>> Begin TASK MATERIAL

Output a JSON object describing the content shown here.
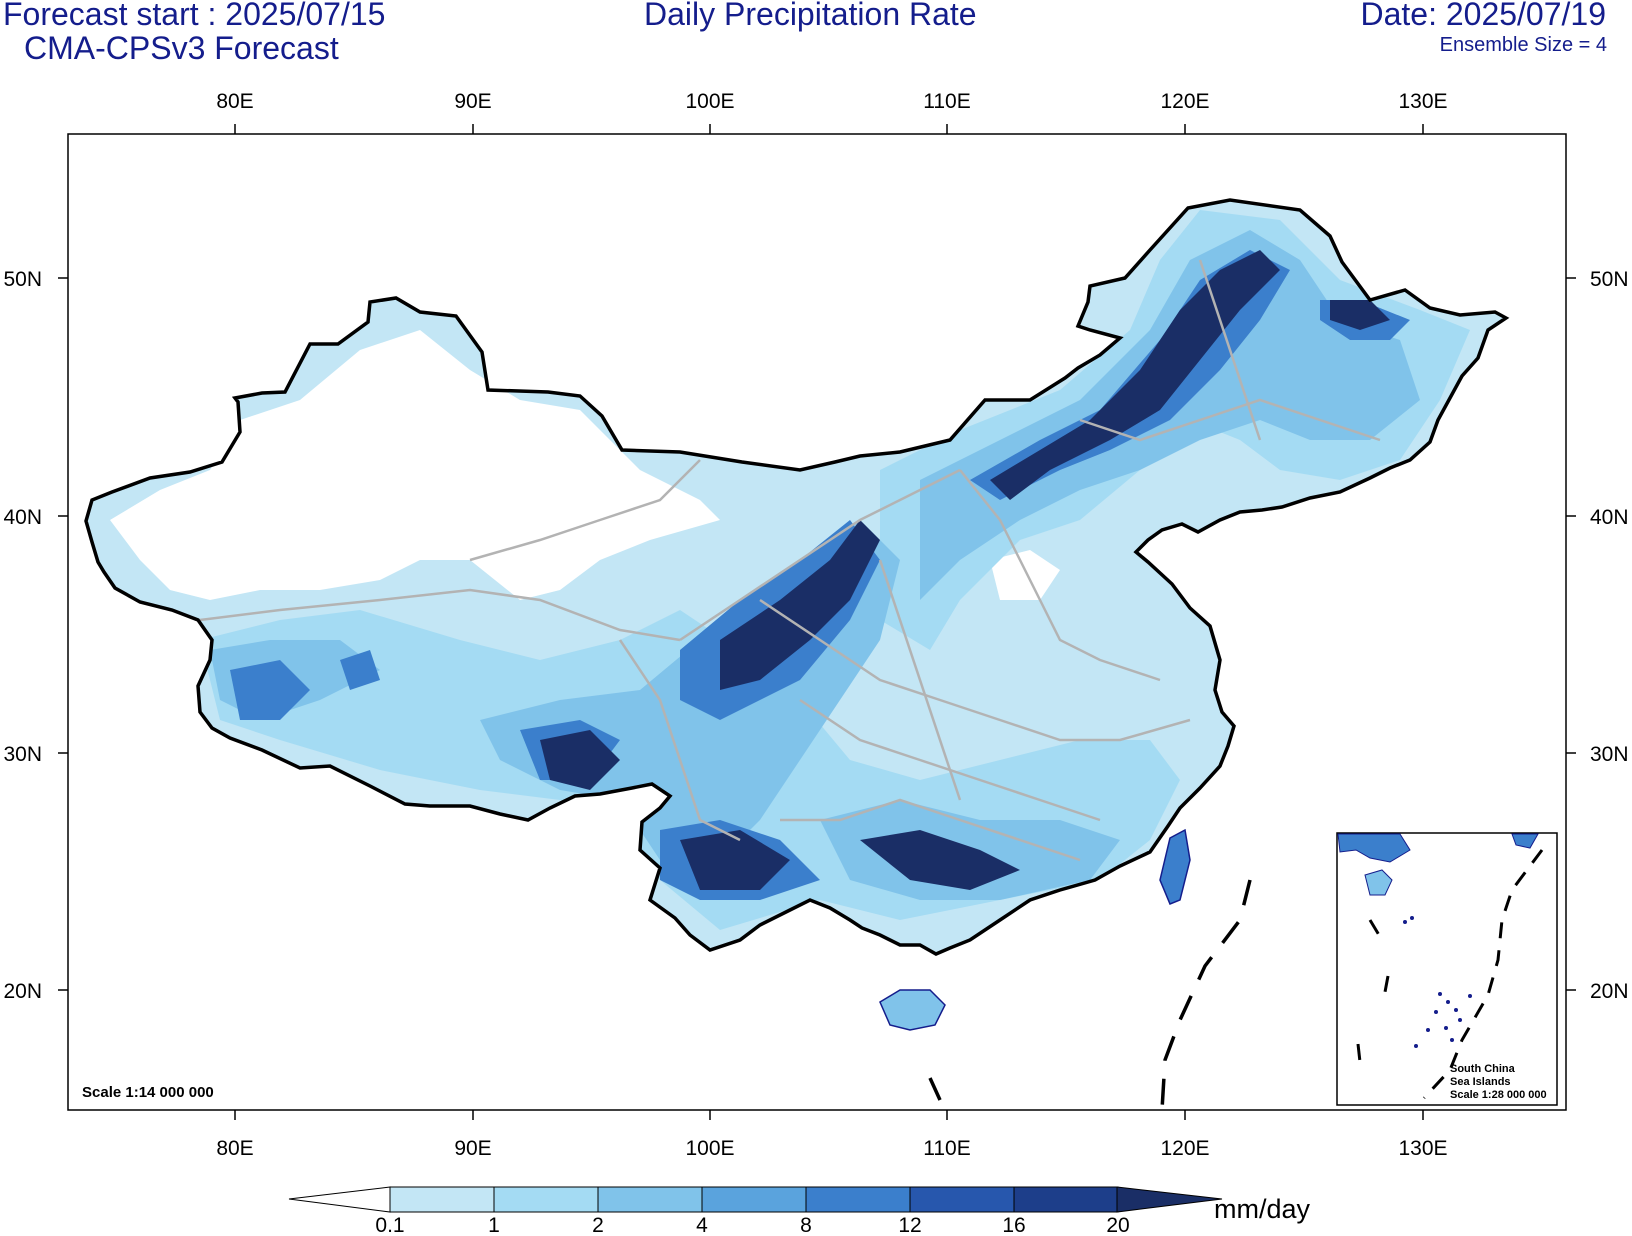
{
  "header": {
    "forecast_start": "Forecast start : 2025/07/15",
    "model": "CMA-CPSv3 Forecast",
    "title": "Daily Precipitation Rate",
    "date": "Date: 2025/07/19",
    "ensemble": "Ensemble Size = 4"
  },
  "map": {
    "lon_labels": [
      "80E",
      "90E",
      "100E",
      "110E",
      "120E",
      "130E"
    ],
    "lat_labels": [
      "50N",
      "40N",
      "30N",
      "20N"
    ],
    "scale_label": "Scale 1:14 000 000",
    "inset": {
      "line1": "South China",
      "line2": "Sea Islands",
      "line3": "Scale 1:28 000 000"
    }
  },
  "colorbar": {
    "unit": "mm/day",
    "levels": [
      "0.1",
      "1",
      "2",
      "4",
      "8",
      "12",
      "16",
      "20"
    ],
    "colors": [
      "#c3e6f5",
      "#a4dbf3",
      "#80c3ea",
      "#5aa3dd",
      "#3b7fcc",
      "#2757ad",
      "#1d3e8a",
      "#1a2e66"
    ]
  },
  "colors": {
    "title": "#141d8c",
    "coast": "#141d8c",
    "province": "#b3b3b3",
    "border": "#000000"
  }
}
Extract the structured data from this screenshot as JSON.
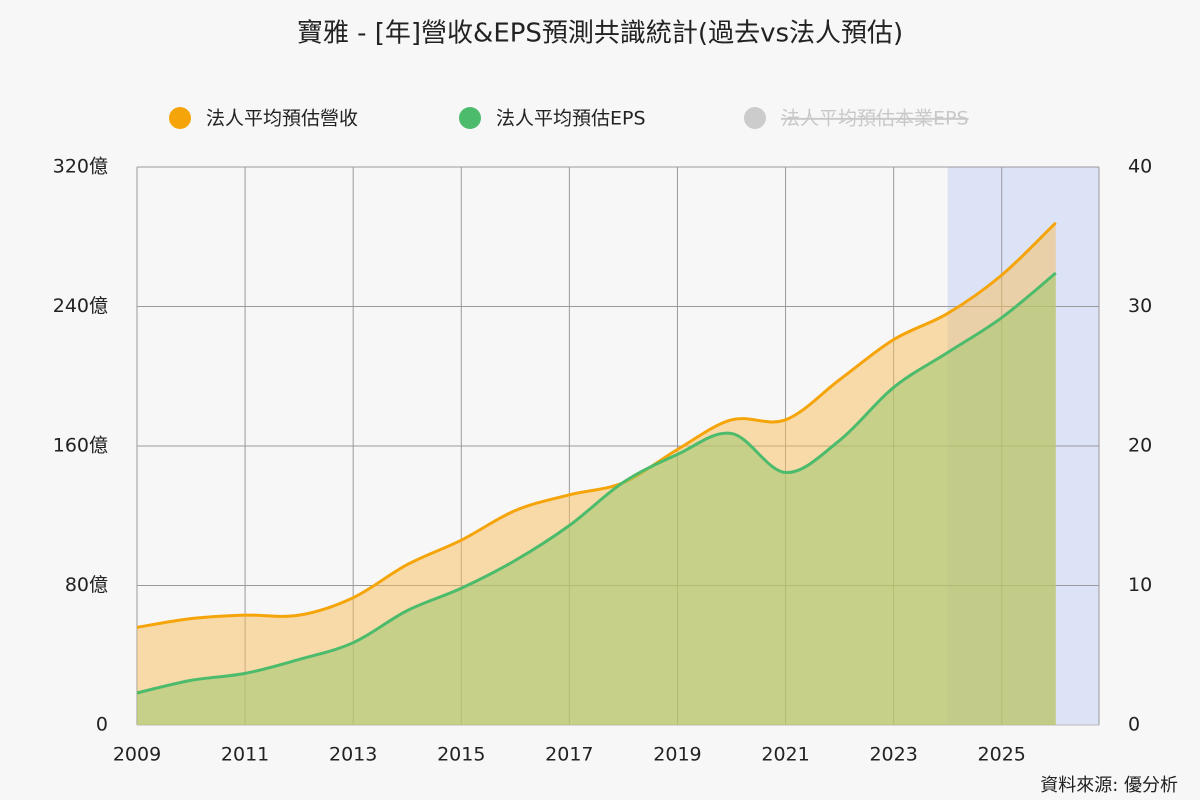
{
  "chart_data": {
    "type": "area",
    "title": "寶雅 - [年]營收&EPS預測共識統計(過去vs法人預估)",
    "source": "資料來源: 優分析",
    "x": [
      2009,
      2010,
      2011,
      2012,
      2013,
      2014,
      2015,
      2016,
      2017,
      2018,
      2019,
      2020,
      2021,
      2022,
      2023,
      2024,
      2025,
      2026
    ],
    "xlim": [
      2009,
      2026.8
    ],
    "xticks": [
      2009,
      2011,
      2013,
      2015,
      2017,
      2019,
      2021,
      2023,
      2025
    ],
    "ylim": [
      0,
      320
    ],
    "yticks": [
      0,
      {
        "value": 80,
        "label": "80億"
      },
      {
        "value": 160,
        "label": "160億"
      },
      {
        "value": 240,
        "label": "240億"
      },
      {
        "value": 320,
        "label": "320億"
      }
    ],
    "y2lim": [
      0,
      40
    ],
    "y2ticks": [
      0,
      10,
      20,
      30,
      40
    ],
    "forecast_start": 2024,
    "grid": true,
    "legend": "top",
    "series": [
      {
        "name": "法人平均預估營收",
        "color": "#f5a50a",
        "values": [
          56,
          61,
          63,
          63,
          73,
          92,
          106,
          123,
          132,
          139,
          158,
          175,
          175,
          198,
          221,
          236,
          258,
          288
        ]
      },
      {
        "name": "法人平均預估EPS",
        "color": "#4cbb6c",
        "axis": "y2",
        "values": [
          2.3,
          3.2,
          3.7,
          4.7,
          5.9,
          8.2,
          9.8,
          11.8,
          14.3,
          17.4,
          19.4,
          20.9,
          18.1,
          20.4,
          24.2,
          26.7,
          29.2,
          32.4
        ]
      }
    ],
    "hidden_series": [
      {
        "name": "法人平均預估本業EPS",
        "color": "#cccccc"
      }
    ]
  }
}
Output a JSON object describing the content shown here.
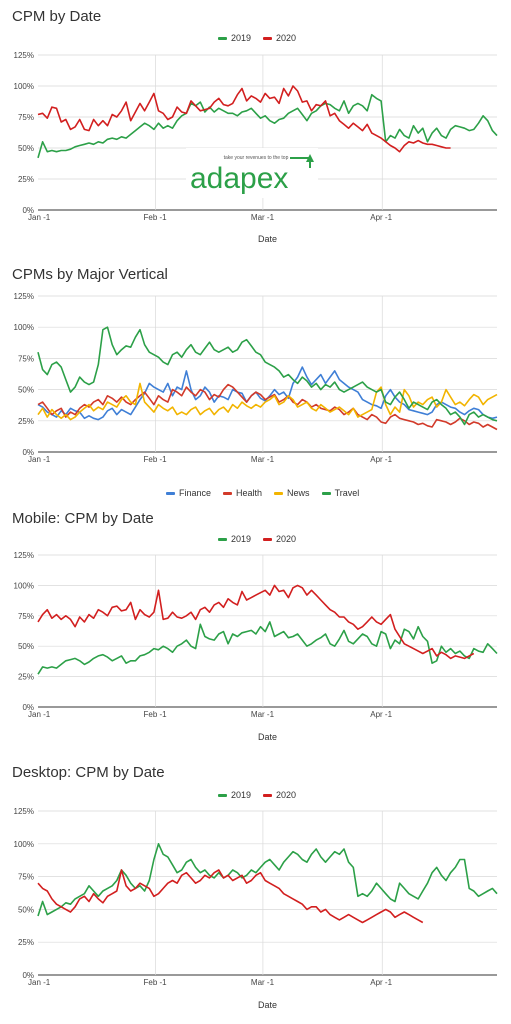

>> End TASK MATERIAL

> _STATED PROBLEM_: Could you repeat all of the material exactly? Pictures should not be copied.

> _TASK RESULT_:
Output a JSON object describing the content shown here.
{
  "header": {
    "forecast_start": "Forecast start : 2025/07/15",
    "model": "CMA-CPSv3 Forecast",
    "title": "Daily Precipitation Rate",
    "date": "Date: 2025/07/19",
    "ensemble": "Ensemble Size = 4"
  },
  "map": {
    "lon_labels": [
      "80E",
      "90E",
      "100E",
      "110E",
      "120E",
      "130E"
    ],
    "lat_labels": [
      "50N",
      "40N",
      "30N",
      "20N"
    ],
    "scale_label": "Scale 1:14 000 000",
    "inset": {
      "line1": "South China",
      "line2": "Sea Islands",
      "line3": "Scale 1:28 000 000"
    }
  },
  "colorbar": {
    "unit": "mm/day",
    "levels": [
      "0.1",
      "1",
      "2",
      "4",
      "8",
      "12",
      "16",
      "20"
    ],
    "colors": [
      "#c3e6f5",
      "#a4dbf3",
      "#80c3ea",
      "#5aa3dd",
      "#3b7fcc",
      "#2757ad",
      "#1d3e8a",
      "#1a2e66"
    ]
  },
  "colors": {
    "title": "#141d8c",
    "coast": "#141d8c",
    "province": "#b3b3b3",
    "border": "#000000"
  }
}
Extract the structured data from this screenshot as JSON.
{
  "chart_data": {
    "type": "area",
    "title": "寶雅 - [年]營收&EPS預測共識統計(過去vs法人預估)",
    "source": "資料來源: 優分析",
    "x": [
      2009,
      2010,
      2011,
      2012,
      2013,
      2014,
      2015,
      2016,
      2017,
      2018,
      2019,
      2020,
      2021,
      2022,
      2023,
      2024,
      2025,
      2026
    ],
    "xlim": [
      2009,
      2026.8
    ],
    "xticks": [
      2009,
      2011,
      2013,
      2015,
      2017,
      2019,
      2021,
      2023,
      2025
    ],
    "ylim": [
      0,
      320
    ],
    "yticks": [
      0,
      {
        "value": 80,
        "label": "80億"
      },
      {
        "value": 160,
        "label": "160億"
      },
      {
        "value": 240,
        "label": "240億"
      },
      {
        "value": 320,
        "label": "320億"
      }
    ],
    "y2lim": [
      0,
      40
    ],
    "y2ticks": [
      0,
      10,
      20,
      30,
      40
    ],
    "forecast_start": 2024,
    "grid": true,
    "legend": "top",
    "series": [
      {
        "name": "法人平均預估營收",
        "color": "#f5a50a",
        "values": [
          56,
          61,
          63,
          63,
          73,
          92,
          106,
          123,
          132,
          139,
          158,
          175,
          175,
          198,
          221,
          236,
          258,
          288
        ]
      },
      {
        "name": "法人平均預估EPS",
        "color": "#4cbb6c",
        "axis": "y2",
        "values": [
          2.3,
          3.2,
          3.7,
          4.7,
          5.9,
          8.2,
          9.8,
          11.8,
          14.3,
          17.4,
          19.4,
          20.9,
          18.1,
          20.4,
          24.2,
          26.7,
          29.2,
          32.4
        ]
      }
    ],
    "hidden_series": [
      {
        "name": "法人平均預估本業EPS",
        "color": "#cccccc"
      }
    ]
  }
}
Output a JSON object describing the content shown here.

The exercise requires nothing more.